▶ **PROBLEM**:
In the listing below, identify each line with the word "Categories" and return those lines.

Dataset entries
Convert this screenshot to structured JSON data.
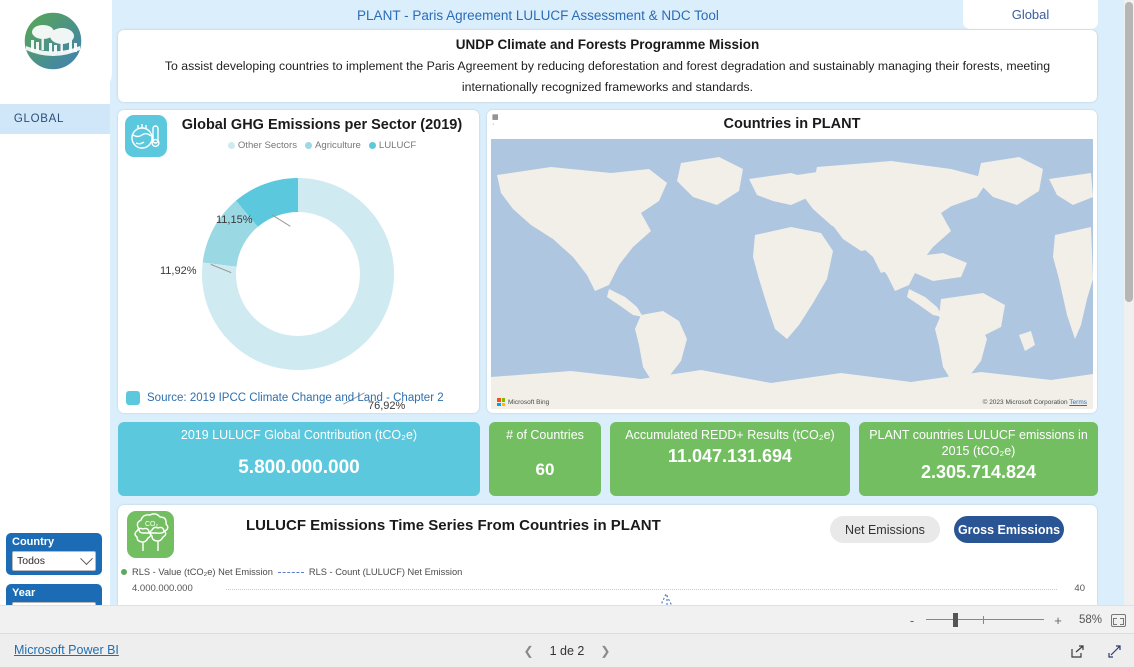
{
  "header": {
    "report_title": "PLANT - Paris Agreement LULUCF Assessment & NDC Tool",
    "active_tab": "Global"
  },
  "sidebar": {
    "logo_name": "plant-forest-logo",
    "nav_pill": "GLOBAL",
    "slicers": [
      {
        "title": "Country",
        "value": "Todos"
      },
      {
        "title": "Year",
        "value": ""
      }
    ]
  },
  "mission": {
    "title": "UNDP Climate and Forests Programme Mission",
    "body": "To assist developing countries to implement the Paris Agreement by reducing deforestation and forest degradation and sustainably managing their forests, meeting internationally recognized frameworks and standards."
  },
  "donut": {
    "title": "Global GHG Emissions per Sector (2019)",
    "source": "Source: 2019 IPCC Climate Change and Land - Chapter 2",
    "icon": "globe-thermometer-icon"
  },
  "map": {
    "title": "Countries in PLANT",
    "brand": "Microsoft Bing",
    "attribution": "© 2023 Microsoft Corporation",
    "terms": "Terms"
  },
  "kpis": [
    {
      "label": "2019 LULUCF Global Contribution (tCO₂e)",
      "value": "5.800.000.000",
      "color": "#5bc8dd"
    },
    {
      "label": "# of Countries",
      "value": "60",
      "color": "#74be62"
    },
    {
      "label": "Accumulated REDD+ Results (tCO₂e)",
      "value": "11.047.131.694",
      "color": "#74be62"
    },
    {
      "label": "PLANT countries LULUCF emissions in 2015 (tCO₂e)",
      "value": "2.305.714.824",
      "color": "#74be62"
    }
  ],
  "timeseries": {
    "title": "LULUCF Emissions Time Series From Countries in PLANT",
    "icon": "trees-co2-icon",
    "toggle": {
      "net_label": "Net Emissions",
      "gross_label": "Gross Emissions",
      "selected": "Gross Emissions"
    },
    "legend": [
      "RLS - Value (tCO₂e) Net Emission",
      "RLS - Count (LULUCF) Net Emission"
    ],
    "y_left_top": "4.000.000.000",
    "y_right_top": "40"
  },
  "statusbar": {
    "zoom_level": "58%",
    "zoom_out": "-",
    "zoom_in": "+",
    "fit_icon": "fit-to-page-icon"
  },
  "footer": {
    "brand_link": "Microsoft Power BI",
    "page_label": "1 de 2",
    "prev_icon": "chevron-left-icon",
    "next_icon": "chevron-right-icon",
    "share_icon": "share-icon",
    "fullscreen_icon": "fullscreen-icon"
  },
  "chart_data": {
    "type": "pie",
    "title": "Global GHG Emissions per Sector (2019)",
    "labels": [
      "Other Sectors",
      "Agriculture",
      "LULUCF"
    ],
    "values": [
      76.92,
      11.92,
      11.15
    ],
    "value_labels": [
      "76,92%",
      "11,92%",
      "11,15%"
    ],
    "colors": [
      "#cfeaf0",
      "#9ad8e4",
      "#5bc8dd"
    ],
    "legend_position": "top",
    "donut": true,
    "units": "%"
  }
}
---
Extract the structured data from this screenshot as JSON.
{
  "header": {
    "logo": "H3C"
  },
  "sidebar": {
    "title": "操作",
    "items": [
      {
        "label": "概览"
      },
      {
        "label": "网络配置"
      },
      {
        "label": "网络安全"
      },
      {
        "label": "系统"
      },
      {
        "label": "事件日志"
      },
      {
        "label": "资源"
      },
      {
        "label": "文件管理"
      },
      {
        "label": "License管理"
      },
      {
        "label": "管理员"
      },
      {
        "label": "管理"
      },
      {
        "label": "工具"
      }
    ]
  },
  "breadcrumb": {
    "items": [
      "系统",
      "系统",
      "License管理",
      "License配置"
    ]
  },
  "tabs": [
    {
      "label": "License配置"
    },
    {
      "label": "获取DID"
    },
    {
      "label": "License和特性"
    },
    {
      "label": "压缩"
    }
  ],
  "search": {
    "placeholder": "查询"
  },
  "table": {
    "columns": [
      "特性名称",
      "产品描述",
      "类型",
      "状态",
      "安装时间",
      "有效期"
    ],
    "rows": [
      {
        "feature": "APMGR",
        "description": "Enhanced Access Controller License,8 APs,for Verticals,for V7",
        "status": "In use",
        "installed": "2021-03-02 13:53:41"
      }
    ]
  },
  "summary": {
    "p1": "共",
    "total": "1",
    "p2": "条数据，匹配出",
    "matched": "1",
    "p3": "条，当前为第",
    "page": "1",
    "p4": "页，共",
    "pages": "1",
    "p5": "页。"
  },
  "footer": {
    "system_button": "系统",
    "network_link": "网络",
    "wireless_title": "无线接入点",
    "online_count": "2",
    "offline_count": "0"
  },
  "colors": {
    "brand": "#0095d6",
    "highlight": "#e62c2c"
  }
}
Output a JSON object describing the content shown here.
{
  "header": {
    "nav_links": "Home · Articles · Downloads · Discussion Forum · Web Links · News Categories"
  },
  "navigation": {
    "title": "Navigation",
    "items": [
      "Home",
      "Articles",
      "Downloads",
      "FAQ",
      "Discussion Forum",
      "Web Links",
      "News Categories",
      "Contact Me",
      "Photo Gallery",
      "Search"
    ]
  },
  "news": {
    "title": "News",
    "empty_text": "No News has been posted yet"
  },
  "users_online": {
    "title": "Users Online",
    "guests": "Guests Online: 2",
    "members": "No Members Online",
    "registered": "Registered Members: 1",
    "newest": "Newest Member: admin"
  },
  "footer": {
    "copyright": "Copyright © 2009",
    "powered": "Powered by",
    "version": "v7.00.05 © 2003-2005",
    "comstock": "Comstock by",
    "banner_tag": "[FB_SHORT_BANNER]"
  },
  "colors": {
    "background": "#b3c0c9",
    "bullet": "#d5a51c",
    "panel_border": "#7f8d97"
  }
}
* * *
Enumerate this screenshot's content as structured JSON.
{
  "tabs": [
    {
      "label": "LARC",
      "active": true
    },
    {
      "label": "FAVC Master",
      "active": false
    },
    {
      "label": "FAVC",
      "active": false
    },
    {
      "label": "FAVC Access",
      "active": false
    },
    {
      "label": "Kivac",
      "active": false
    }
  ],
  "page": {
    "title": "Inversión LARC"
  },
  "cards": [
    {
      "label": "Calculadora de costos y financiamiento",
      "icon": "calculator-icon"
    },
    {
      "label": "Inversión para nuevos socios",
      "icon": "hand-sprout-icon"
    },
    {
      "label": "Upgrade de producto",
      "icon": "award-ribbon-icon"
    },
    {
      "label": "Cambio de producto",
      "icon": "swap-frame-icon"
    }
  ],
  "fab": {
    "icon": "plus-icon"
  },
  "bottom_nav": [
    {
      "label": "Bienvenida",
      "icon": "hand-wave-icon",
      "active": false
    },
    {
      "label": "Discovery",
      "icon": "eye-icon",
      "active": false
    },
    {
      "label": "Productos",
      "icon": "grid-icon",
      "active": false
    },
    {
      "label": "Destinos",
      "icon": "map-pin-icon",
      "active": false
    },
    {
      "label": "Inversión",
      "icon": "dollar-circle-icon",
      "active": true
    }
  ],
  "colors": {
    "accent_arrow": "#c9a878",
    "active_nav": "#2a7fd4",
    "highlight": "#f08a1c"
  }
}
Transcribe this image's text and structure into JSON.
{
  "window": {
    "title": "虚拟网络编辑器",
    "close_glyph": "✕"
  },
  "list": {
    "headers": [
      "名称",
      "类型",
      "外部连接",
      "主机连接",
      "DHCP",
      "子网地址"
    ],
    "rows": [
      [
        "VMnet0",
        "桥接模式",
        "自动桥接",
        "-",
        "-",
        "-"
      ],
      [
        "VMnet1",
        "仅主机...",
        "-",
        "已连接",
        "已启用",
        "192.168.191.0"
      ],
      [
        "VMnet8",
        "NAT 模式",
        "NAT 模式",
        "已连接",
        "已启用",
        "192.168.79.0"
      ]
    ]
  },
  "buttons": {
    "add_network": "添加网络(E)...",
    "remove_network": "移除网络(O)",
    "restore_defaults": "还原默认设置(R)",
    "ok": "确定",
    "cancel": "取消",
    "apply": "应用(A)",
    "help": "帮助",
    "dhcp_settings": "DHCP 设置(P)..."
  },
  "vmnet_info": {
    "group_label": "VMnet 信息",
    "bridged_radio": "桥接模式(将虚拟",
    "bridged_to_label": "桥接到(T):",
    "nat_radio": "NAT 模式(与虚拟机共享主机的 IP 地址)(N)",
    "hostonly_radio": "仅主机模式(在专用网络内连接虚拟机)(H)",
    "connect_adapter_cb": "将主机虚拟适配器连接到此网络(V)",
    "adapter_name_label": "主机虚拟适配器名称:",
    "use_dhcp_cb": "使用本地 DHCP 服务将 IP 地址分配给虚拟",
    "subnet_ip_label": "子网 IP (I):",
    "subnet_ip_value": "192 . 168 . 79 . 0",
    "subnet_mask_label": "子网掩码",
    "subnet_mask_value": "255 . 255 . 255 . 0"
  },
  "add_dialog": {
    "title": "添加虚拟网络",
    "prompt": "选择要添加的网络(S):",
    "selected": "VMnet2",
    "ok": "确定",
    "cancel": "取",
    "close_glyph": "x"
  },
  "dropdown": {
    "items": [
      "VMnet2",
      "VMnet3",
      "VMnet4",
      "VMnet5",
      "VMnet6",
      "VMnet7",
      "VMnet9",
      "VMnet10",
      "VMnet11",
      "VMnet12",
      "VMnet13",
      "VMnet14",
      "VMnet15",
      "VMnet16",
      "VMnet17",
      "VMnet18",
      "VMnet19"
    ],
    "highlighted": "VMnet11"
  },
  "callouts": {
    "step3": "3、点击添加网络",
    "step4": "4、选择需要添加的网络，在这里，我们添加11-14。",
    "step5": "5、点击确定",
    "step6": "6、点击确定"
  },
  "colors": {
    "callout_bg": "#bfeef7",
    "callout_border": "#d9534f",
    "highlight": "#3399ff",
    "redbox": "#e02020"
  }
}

▶ **SOLUTION FOR THIS TASK**:
    "nav_links": "Home · Articles · Downloads · Discussion Forum · Web Links · News Categories"
      "News Categories",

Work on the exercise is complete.